• EXCERPTED DATA:
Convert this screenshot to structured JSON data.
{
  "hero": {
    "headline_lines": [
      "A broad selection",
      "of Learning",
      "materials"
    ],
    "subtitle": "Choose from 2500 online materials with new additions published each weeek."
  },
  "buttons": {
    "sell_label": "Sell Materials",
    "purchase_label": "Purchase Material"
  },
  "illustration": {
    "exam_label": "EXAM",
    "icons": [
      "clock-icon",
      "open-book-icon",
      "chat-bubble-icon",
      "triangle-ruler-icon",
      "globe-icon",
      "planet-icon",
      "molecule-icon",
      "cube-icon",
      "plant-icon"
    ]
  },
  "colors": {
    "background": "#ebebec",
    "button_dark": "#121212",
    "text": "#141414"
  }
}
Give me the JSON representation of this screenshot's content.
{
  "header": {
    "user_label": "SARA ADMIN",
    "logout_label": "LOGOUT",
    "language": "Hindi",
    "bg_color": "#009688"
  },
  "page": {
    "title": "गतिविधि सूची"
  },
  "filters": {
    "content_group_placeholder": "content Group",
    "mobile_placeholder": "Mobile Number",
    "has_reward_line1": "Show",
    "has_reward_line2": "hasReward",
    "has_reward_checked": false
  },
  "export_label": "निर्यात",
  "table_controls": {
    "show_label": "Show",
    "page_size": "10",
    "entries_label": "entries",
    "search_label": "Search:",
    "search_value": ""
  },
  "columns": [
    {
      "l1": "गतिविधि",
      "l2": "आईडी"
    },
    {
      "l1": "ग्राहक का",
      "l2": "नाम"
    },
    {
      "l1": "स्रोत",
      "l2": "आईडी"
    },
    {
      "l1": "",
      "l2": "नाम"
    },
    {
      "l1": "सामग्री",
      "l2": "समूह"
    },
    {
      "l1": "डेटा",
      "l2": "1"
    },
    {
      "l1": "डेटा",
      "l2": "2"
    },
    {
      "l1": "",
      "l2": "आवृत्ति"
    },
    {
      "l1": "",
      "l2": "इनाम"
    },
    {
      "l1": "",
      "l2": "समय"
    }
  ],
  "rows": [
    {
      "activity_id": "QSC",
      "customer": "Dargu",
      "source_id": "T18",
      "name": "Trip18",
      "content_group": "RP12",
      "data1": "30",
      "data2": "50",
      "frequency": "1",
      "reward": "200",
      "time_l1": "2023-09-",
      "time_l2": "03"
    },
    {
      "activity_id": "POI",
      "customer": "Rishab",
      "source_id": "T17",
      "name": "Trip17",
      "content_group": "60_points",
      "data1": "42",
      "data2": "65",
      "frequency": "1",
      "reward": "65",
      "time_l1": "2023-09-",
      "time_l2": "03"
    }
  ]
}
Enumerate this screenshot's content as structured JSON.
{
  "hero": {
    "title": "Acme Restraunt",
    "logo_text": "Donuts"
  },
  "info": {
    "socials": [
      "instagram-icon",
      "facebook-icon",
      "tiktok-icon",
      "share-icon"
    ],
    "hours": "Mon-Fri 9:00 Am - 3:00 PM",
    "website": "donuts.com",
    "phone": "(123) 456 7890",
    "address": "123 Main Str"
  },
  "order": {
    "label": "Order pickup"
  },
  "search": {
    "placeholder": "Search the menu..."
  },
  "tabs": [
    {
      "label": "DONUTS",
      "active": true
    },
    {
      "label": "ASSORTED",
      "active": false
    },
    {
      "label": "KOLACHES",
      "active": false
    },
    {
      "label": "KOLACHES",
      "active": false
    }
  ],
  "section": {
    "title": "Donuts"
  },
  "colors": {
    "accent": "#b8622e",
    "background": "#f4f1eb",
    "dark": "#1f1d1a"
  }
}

• EXERCISE: Go through the listing and copy all of it exactly.

• PROBLEM SOLUTION:
Convert this screenshot to structured JSON data.
{
  "hero": {
    "headline_lines": [
      "A broad selection",
      "of Learning",
      "materials"
    ],
    "subtitle": "Choose from 2500 online materials with new additions published each weeek."
  },
  "buttons": {
    "sell_label": "Sell Materials",
    "purchase_label": "Purchase Material"
  },
  "illustration": {
    "exam_label": "EXAM",
    "icons": [
      "clock-icon",
      "open-book-icon",
      "chat-bubble-icon",
      "triangle-ruler-icon",
      "globe-icon",
      "planet-icon",
      "molecule-icon",
      "cube-icon",
      "plant-icon"
    ]
  },
  "colors": {
    "background": "#ebebec",
    "button_dark": "#121212",
    "text": "#141414"
  }
}
Give me the JSON representation of this screenshot's content.
{
  "header": {
    "user_label": "SARA ADMIN",
    "logout_label": "LOGOUT",
    "language": "Hindi",
    "bg_color": "#009688"
  },
  "page": {
    "title": "गतिविधि सूची"
  },
  "filters": {
    "content_group_placeholder": "content Group",
    "mobile_placeholder": "Mobile Number",
    "has_reward_line1": "Show",
    "has_reward_line2": "hasReward",
    "has_reward_checked": false
  },
  "export_label": "निर्यात",
  "table_controls": {
    "show_label": "Show",
    "page_size": "10",
    "entries_label": "entries",
    "search_label": "Search:",
    "search_value": ""
  },
  "columns": [
    {
      "l1": "गतिविधि",
      "l2": "आईडी"
    },
    {
      "l1": "ग्राहक का",
      "l2": "नाम"
    },
    {
      "l1": "स्रोत",
      "l2": "आईडी"
    },
    {
      "l1": "",
      "l2": "नाम"
    },
    {
      "l1": "सामग्री",
      "l2": "समूह"
    },
    {
      "l1": "डेटा",
      "l2": "1"
    },
    {
      "l1": "डेटा",
      "l2": "2"
    },
    {
      "l1": "",
      "l2": "आवृत्ति"
    },
    {
      "l1": "",
      "l2": "इनाम"
    },
    {
      "l1": "",
      "l2": "समय"
    }
  ],
  "rows": [
    {
      "activity_id": "QSC",
      "customer": "Dargu",
      "source_id": "T18",
      "name": "Trip18",
      "content_group": "RP12",
      "data1": "30",
      "data2": "50",
      "frequency": "1",
      "reward": "200",
      "time_l1": "2023-09-",
      "time_l2": "03"
    },
    {
      "activity_id": "POI",
      "customer": "Rishab",
      "source_id": "T17",
      "name": "Trip17",
      "content_group": "60_points",
      "data1": "42",
      "data2": "65",
      "frequency": "1",
      "reward": "65",
      "time_l1": "2023-09-",
      "time_l2": "03"
    }
  ]
}
Enumerate this screenshot's content as structured JSON.
{
  "hero": {
    "title": "Acme Restraunt",
    "logo_text": "Donuts"
  },
  "info": {
    "socials": [
      "instagram-icon",
      "facebook-icon",
      "tiktok-icon",
      "share-icon"
    ],
    "hours": "Mon-Fri 9:00 Am - 3:00 PM",
    "website": "donuts.com",
    "phone": "(123) 456 7890",
    "address": "123 Main Str"
  },
  "order": {
    "label": "Order pickup"
  },
  "search": {
    "placeholder": "Search the menu..."
  },
  "tabs": [
    {
      "label": "DONUTS",
      "active": true
    },
    {
      "label": "ASSORTED",
      "active": false
    },
    {
      "label": "KOLACHES",
      "active": false
    },
    {
      "label": "KOLACHES",
      "active": false
    }
  ],
  "section": {
    "title": "Donuts"
  },
  "colors": {
    "accent": "#b8622e",
    "background": "#f4f1eb",
    "dark": "#1f1d1a"
  }
}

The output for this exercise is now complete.